:: TASK INPUTS ::

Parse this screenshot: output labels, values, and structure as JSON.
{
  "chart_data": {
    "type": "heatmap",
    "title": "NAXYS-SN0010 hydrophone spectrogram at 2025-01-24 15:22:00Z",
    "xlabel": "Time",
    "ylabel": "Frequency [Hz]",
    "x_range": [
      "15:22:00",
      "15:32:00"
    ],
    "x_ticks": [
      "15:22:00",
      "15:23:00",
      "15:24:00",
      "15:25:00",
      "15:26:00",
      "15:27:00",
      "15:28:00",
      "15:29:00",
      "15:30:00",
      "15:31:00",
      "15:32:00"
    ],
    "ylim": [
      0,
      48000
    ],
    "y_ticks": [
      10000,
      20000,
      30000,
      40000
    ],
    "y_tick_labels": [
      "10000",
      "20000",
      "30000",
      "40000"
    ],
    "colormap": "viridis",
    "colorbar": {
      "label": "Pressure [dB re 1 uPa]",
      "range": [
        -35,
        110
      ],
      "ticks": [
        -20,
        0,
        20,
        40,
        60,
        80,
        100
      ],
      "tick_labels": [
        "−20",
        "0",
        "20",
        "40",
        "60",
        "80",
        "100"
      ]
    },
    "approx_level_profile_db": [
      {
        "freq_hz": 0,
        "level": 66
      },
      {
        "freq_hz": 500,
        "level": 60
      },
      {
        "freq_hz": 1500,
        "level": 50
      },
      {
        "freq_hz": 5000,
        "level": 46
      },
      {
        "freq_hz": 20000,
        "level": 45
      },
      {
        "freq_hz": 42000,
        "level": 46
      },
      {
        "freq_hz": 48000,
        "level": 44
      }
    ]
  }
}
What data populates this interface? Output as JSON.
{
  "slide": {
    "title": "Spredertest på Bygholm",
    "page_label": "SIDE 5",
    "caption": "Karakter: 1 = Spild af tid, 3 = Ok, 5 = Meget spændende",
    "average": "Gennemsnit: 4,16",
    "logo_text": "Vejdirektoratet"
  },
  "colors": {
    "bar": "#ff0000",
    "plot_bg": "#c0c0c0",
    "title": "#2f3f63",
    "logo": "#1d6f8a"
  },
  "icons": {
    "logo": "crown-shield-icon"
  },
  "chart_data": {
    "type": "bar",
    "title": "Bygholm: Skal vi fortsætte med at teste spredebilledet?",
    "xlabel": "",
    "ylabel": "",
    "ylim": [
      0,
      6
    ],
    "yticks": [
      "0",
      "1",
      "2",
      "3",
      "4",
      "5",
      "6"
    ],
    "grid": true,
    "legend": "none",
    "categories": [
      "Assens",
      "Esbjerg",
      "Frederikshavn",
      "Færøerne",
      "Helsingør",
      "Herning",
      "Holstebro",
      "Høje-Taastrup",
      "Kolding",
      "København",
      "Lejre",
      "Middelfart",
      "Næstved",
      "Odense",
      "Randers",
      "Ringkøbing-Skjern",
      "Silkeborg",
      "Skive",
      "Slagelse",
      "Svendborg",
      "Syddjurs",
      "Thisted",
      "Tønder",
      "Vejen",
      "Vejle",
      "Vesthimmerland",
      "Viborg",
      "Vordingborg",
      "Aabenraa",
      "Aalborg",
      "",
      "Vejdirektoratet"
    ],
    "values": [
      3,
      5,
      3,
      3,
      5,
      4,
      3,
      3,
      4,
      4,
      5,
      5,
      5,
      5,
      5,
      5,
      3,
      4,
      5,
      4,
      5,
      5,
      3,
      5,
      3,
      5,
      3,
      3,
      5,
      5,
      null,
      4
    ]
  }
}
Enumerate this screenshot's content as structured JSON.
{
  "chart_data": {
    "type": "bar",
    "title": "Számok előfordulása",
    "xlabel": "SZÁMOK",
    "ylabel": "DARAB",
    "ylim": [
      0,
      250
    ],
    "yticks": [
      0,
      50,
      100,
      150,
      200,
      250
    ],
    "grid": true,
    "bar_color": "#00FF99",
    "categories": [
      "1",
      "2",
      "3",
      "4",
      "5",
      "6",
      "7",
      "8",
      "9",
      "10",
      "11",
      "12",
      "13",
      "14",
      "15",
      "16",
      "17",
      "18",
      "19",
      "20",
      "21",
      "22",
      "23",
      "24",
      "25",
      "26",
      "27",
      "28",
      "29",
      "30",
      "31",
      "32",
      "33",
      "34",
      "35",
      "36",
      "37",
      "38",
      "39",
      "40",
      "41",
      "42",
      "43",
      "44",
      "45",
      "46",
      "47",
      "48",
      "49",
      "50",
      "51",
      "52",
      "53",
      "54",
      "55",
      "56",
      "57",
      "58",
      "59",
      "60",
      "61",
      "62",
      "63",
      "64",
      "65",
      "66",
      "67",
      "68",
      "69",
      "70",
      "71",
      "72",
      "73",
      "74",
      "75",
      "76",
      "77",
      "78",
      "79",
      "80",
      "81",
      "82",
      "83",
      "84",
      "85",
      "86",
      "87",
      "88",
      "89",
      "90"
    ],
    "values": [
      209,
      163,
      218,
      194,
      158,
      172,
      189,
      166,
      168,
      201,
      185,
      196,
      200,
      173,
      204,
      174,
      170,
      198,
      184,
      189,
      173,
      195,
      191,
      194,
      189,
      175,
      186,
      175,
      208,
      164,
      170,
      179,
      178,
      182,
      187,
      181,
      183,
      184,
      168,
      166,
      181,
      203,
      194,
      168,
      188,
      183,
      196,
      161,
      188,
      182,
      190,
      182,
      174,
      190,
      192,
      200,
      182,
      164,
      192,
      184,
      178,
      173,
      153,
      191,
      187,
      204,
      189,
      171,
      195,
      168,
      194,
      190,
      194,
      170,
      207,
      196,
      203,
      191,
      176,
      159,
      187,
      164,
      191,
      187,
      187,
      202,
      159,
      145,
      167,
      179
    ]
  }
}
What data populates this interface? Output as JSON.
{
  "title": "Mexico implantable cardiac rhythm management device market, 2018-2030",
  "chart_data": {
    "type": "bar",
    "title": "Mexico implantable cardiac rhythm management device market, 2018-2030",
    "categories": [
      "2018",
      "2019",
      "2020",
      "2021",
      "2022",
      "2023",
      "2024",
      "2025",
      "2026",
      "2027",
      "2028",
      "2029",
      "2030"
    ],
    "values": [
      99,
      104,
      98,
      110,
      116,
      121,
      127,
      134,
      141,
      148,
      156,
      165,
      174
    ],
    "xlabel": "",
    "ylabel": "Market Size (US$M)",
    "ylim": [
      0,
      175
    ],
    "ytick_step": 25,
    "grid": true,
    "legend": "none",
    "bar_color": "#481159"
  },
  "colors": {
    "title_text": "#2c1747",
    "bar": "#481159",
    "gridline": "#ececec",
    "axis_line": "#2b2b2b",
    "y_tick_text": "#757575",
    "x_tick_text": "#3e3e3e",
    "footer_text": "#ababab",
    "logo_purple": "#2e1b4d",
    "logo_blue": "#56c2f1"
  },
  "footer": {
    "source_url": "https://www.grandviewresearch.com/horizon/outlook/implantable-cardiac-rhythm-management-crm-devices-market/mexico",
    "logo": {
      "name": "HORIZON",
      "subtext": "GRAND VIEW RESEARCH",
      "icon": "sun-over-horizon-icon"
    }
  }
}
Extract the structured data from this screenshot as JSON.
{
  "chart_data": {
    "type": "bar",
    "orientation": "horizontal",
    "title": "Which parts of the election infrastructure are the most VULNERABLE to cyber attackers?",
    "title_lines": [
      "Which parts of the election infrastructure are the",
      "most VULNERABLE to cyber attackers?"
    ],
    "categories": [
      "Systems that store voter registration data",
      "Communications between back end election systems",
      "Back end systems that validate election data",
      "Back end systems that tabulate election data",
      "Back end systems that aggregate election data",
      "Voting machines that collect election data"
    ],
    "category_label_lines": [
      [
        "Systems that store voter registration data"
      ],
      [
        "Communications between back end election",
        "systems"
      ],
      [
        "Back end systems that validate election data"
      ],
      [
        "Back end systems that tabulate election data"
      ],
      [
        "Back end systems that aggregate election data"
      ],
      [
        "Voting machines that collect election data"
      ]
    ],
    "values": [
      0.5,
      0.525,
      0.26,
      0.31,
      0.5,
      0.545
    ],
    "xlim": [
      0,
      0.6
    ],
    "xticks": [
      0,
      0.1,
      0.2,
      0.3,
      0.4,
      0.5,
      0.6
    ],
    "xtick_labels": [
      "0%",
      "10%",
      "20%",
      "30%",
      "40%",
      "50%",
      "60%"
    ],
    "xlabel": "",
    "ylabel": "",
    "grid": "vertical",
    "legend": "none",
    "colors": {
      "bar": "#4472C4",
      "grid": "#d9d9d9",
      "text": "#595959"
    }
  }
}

:::

*EXERCISE*
From the entries above, extract every line where the word "cardiac" appears.

*CORRECT RESULT*
  "title": "Mexico implantable cardiac rhythm management device market, 2018-2030",
    "title": "Mexico implantable cardiac rhythm management device market, 2018-2030",
    "source_url": "https://www.grandviewresearch.com/horizon/outlook/implantable-cardiac-rhythm-management-crm-devices-market/mexico",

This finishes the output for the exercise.